### EXERCISE REQUIREMENTS
Write out, precisely and in full, each line of the material.

***** EXCERPTED DATA

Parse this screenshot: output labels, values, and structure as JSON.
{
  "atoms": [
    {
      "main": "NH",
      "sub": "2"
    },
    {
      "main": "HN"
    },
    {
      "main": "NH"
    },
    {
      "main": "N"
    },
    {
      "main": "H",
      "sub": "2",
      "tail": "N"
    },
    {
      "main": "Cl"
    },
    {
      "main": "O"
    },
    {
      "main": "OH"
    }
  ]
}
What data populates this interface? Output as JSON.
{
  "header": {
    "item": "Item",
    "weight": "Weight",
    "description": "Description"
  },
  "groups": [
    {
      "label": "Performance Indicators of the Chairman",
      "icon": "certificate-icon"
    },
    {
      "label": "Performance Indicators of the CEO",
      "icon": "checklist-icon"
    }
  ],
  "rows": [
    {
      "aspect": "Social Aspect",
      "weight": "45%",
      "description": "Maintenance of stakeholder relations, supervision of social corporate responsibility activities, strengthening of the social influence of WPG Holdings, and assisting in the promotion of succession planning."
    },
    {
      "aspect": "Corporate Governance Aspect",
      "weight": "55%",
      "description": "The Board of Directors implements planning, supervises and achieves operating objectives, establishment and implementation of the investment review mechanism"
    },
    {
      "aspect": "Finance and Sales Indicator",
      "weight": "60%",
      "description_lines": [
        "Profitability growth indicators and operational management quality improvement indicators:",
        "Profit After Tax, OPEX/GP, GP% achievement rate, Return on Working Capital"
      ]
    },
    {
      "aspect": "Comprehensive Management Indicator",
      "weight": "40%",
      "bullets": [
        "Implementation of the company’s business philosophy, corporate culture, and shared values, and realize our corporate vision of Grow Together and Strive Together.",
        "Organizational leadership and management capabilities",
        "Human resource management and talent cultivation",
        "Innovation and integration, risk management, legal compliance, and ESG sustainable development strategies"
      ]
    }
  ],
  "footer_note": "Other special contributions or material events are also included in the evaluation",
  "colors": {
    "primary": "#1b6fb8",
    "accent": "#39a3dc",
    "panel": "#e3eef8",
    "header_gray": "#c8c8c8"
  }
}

**********

### ANSWER TO THE EXERCISE
Parse this screenshot: output labels, values, and structure as JSON.
{
  "atoms": [
    {
      "main": "NH",
      "sub": "2"
    },
    {
      "main": "HN"
    },
    {
      "main": "NH"
    },
    {
      "main": "N"
    },
    {
      "main": "H",
      "sub": "2",
      "tail": "N"
    },
    {
      "main": "Cl"
    },
    {
      "main": "O"
    },
    {
      "main": "OH"
    }
  ]
}
What data populates this interface? Output as JSON.
{
  "header": {
    "item": "Item",
    "weight": "Weight",
    "description": "Description"
  },
  "groups": [
    {
      "label": "Performance Indicators of the Chairman",
      "icon": "certificate-icon"
    },
    {
      "label": "Performance Indicators of the CEO",
      "icon": "checklist-icon"
    }
  ],
  "rows": [
    {
      "aspect": "Social Aspect",
      "weight": "45%",
      "description": "Maintenance of stakeholder relations, supervision of social corporate responsibility activities, strengthening of the social influence of WPG Holdings, and assisting in the promotion of succession planning."
    },
    {
      "aspect": "Corporate Governance Aspect",
      "weight": "55%",
      "description": "The Board of Directors implements planning, supervises and achieves operating objectives, establishment and implementation of the investment review mechanism"
    },
    {
      "aspect": "Finance and Sales Indicator",
      "weight": "60%",
      "description_lines": [
        "Profitability growth indicators and operational management quality improvement indicators:",
        "Profit After Tax, OPEX/GP, GP% achievement rate, Return on Working Capital"
      ]
    },
    {
      "aspect": "Comprehensive Management Indicator",
      "weight": "40%",
      "bullets": [
        "Implementation of the company’s business philosophy, corporate culture, and shared values, and realize our corporate vision of Grow Together and Strive Together.",
        "Organizational leadership and management capabilities",
        "Human resource management and talent cultivation",
        "Innovation and integration, risk management, legal compliance, and ESG sustainable development strategies"
      ]
    }
  ],
  "footer_note": "Other special contributions or material events are also included in the evaluation",
  "colors": {
    "primary": "#1b6fb8",
    "accent": "#39a3dc",
    "panel": "#e3eef8",
    "header_gray": "#c8c8c8"
  }
}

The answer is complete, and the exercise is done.